INSTRUCTIONS TO FOLLOW -
Copy out all of the data below with no alterations.

(Data entries for graphics)
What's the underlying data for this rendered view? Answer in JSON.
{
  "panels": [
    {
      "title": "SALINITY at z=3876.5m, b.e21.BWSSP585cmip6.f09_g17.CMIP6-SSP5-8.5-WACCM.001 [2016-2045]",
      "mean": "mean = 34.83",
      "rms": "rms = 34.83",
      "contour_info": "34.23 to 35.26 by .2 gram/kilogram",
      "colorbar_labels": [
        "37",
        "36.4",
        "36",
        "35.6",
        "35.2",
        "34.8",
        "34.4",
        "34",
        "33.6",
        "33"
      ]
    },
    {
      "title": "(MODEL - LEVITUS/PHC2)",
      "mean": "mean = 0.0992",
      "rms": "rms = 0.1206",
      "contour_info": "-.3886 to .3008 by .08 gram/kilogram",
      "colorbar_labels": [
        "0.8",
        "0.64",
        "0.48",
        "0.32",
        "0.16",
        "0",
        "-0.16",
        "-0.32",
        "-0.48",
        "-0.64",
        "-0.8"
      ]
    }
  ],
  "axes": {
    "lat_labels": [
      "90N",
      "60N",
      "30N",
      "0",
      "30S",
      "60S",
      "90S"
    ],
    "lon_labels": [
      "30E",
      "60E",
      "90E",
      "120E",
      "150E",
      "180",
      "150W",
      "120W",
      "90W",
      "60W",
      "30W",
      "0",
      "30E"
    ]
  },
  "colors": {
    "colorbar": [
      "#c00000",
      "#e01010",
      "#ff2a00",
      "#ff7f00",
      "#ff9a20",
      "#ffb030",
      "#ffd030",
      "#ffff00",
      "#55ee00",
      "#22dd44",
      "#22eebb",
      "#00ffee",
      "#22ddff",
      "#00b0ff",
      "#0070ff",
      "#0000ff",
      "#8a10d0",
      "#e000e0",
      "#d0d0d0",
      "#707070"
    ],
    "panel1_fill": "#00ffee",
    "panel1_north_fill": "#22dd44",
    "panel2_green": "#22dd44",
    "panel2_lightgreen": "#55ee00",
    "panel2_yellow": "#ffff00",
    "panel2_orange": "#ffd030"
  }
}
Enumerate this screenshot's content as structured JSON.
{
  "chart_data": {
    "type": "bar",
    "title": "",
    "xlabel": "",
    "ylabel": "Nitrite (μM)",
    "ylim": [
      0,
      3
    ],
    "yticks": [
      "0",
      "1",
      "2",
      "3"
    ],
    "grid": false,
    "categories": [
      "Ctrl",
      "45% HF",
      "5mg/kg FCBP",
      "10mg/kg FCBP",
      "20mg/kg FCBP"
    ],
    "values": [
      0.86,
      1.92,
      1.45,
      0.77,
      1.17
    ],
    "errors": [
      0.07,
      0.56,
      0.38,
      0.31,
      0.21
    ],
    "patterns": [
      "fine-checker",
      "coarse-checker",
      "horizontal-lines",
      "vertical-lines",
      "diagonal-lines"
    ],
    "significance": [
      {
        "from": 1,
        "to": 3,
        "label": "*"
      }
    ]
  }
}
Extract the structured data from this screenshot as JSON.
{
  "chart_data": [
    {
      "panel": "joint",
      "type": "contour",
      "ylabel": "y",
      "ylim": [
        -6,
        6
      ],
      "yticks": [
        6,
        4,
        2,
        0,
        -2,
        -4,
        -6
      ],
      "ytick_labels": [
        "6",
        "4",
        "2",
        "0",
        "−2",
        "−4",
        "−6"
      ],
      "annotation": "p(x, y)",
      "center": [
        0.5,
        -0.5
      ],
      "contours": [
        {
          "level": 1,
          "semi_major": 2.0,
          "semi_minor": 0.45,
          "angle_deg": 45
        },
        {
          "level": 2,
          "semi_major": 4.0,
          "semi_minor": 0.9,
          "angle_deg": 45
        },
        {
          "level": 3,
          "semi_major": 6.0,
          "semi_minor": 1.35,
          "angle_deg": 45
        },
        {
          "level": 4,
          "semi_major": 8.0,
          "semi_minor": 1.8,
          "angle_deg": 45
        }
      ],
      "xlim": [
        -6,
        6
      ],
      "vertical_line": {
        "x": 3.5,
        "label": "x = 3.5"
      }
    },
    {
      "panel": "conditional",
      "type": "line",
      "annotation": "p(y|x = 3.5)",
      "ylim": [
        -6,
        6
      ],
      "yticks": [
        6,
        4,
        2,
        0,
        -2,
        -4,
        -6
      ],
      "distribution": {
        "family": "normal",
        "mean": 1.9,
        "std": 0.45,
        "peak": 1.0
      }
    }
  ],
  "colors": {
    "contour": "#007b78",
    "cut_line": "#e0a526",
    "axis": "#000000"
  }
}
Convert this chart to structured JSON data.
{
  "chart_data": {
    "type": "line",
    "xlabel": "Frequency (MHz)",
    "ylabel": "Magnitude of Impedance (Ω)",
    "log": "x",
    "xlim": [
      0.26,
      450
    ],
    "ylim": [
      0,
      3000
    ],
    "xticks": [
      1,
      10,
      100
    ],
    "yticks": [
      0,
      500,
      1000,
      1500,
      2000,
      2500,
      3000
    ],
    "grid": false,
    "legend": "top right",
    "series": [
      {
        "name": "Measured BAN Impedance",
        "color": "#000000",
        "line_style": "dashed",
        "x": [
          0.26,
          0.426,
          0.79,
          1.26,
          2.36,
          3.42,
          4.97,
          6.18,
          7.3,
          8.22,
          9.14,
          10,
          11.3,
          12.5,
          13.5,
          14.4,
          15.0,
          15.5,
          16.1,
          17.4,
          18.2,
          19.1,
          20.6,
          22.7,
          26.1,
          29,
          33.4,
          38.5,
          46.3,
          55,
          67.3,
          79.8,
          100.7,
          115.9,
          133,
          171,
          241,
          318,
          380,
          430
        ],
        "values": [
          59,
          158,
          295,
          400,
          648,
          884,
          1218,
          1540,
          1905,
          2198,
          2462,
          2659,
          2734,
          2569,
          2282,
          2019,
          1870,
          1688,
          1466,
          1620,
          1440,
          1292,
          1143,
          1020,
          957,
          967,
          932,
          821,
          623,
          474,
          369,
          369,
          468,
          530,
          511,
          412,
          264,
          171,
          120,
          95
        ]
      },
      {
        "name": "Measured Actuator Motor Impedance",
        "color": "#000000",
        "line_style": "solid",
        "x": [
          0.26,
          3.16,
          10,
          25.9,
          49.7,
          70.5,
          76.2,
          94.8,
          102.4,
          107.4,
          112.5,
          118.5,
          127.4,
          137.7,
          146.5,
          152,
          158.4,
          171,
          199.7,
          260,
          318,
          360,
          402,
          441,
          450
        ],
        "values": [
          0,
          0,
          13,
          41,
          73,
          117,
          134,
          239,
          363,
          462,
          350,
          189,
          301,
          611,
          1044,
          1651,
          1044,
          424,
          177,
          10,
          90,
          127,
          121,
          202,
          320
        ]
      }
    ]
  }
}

SOLVED EXERCISE -
What's the underlying data for this rendered view? Answer in JSON.
{
  "panels": [
    {
      "title": "SALINITY at z=3876.5m, b.e21.BWSSP585cmip6.f09_g17.CMIP6-SSP5-8.5-WACCM.001 [2016-2045]",
      "mean": "mean = 34.83",
      "rms": "rms = 34.83",
      "contour_info": "34.23 to 35.26 by .2 gram/kilogram",
      "colorbar_labels": [
        "37",
        "36.4",
        "36",
        "35.6",
        "35.2",
        "34.8",
        "34.4",
        "34",
        "33.6",
        "33"
      ]
    },
    {
      "title": "(MODEL - LEVITUS/PHC2)",
      "mean": "mean = 0.0992",
      "rms": "rms = 0.1206",
      "contour_info": "-.3886 to .3008 by .08 gram/kilogram",
      "colorbar_labels": [
        "0.8",
        "0.64",
        "0.48",
        "0.32",
        "0.16",
        "0",
        "-0.16",
        "-0.32",
        "-0.48",
        "-0.64",
        "-0.8"
      ]
    }
  ],
  "axes": {
    "lat_labels": [
      "90N",
      "60N",
      "30N",
      "0",
      "30S",
      "60S",
      "90S"
    ],
    "lon_labels": [
      "30E",
      "60E",
      "90E",
      "120E",
      "150E",
      "180",
      "150W",
      "120W",
      "90W",
      "60W",
      "30W",
      "0",
      "30E"
    ]
  },
  "colors": {
    "colorbar": [
      "#c00000",
      "#e01010",
      "#ff2a00",
      "#ff7f00",
      "#ff9a20",
      "#ffb030",
      "#ffd030",
      "#ffff00",
      "#55ee00",
      "#22dd44",
      "#22eebb",
      "#00ffee",
      "#22ddff",
      "#00b0ff",
      "#0070ff",
      "#0000ff",
      "#8a10d0",
      "#e000e0",
      "#d0d0d0",
      "#707070"
    ],
    "panel1_fill": "#00ffee",
    "panel1_north_fill": "#22dd44",
    "panel2_green": "#22dd44",
    "panel2_lightgreen": "#55ee00",
    "panel2_yellow": "#ffff00",
    "panel2_orange": "#ffd030"
  }
}
Enumerate this screenshot's content as structured JSON.
{
  "chart_data": {
    "type": "bar",
    "title": "",
    "xlabel": "",
    "ylabel": "Nitrite (μM)",
    "ylim": [
      0,
      3
    ],
    "yticks": [
      "0",
      "1",
      "2",
      "3"
    ],
    "grid": false,
    "categories": [
      "Ctrl",
      "45% HF",
      "5mg/kg FCBP",
      "10mg/kg FCBP",
      "20mg/kg FCBP"
    ],
    "values": [
      0.86,
      1.92,
      1.45,
      0.77,
      1.17
    ],
    "errors": [
      0.07,
      0.56,
      0.38,
      0.31,
      0.21
    ],
    "patterns": [
      "fine-checker",
      "coarse-checker",
      "horizontal-lines",
      "vertical-lines",
      "diagonal-lines"
    ],
    "significance": [
      {
        "from": 1,
        "to": 3,
        "label": "*"
      }
    ]
  }
}
Extract the structured data from this screenshot as JSON.
{
  "chart_data": [
    {
      "panel": "joint",
      "type": "contour",
      "ylabel": "y",
      "ylim": [
        -6,
        6
      ],
      "yticks": [
        6,
        4,
        2,
        0,
        -2,
        -4,
        -6
      ],
      "ytick_labels": [
        "6",
        "4",
        "2",
        "0",
        "−2",
        "−4",
        "−6"
      ],
      "annotation": "p(x, y)",
      "center": [
        0.5,
        -0.5
      ],
      "contours": [
        {
          "level": 1,
          "semi_major": 2.0,
          "semi_minor": 0.45,
          "angle_deg": 45
        },
        {
          "level": 2,
          "semi_major": 4.0,
          "semi_minor": 0.9,
          "angle_deg": 45
        },
        {
          "level": 3,
          "semi_major": 6.0,
          "semi_minor": 1.35,
          "angle_deg": 45
        },
        {
          "level": 4,
          "semi_major": 8.0,
          "semi_minor": 1.8,
          "angle_deg": 45
        }
      ],
      "xlim": [
        -6,
        6
      ],
      "vertical_line": {
        "x": 3.5,
        "label": "x = 3.5"
      }
    },
    {
      "panel": "conditional",
      "type": "line",
      "annotation": "p(y|x = 3.5)",
      "ylim": [
        -6,
        6
      ],
      "yticks": [
        6,
        4,
        2,
        0,
        -2,
        -4,
        -6
      ],
      "distribution": {
        "family": "normal",
        "mean": 1.9,
        "std": 0.45,
        "peak": 1.0
      }
    }
  ],
  "colors": {
    "contour": "#007b78",
    "cut_line": "#e0a526",
    "axis": "#000000"
  }
}
Convert this chart to structured JSON data.
{
  "chart_data": {
    "type": "line",
    "xlabel": "Frequency (MHz)",
    "ylabel": "Magnitude of Impedance (Ω)",
    "log": "x",
    "xlim": [
      0.26,
      450
    ],
    "ylim": [
      0,
      3000
    ],
    "xticks": [
      1,
      10,
      100
    ],
    "yticks": [
      0,
      500,
      1000,
      1500,
      2000,
      2500,
      3000
    ],
    "grid": false,
    "legend": "top right",
    "series": [
      {
        "name": "Measured BAN Impedance",
        "color": "#000000",
        "line_style": "dashed",
        "x": [
          0.26,
          0.426,
          0.79,
          1.26,
          2.36,
          3.42,
          4.97,
          6.18,
          7.3,
          8.22,
          9.14,
          10,
          11.3,
          12.5,
          13.5,
          14.4,
          15.0,
          15.5,
          16.1,
          17.4,
          18.2,
          19.1,
          20.6,
          22.7,
          26.1,
          29,
          33.4,
          38.5,
          46.3,
          55,
          67.3,
          79.8,
          100.7,
          115.9,
          133,
          171,
          241,
          318,
          380,
          430
        ],
        "values": [
          59,
          158,
          295,
          400,
          648,
          884,
          1218,
          1540,
          1905,
          2198,
          2462,
          2659,
          2734,
          2569,
          2282,
          2019,
          1870,
          1688,
          1466,
          1620,
          1440,
          1292,
          1143,
          1020,
          957,
          967,
          932,
          821,
          623,
          474,
          369,
          369,
          468,
          530,
          511,
          412,
          264,
          171,
          120,
          95
        ]
      },
      {
        "name": "Measured Actuator Motor Impedance",
        "color": "#000000",
        "line_style": "solid",
        "x": [
          0.26,
          3.16,
          10,
          25.9,
          49.7,
          70.5,
          76.2,
          94.8,
          102.4,
          107.4,
          112.5,
          118.5,
          127.4,
          137.7,
          146.5,
          152,
          158.4,
          171,
          199.7,
          260,
          318,
          360,
          402,
          441,
          450
        ],
        "values": [
          0,
          0,
          13,
          41,
          73,
          117,
          134,
          239,
          363,
          462,
          350,
          189,
          301,
          611,
          1044,
          1651,
          1044,
          424,
          177,
          10,
          90,
          127,
          121,
          202,
          320
        ]
      }
    ]
  }
}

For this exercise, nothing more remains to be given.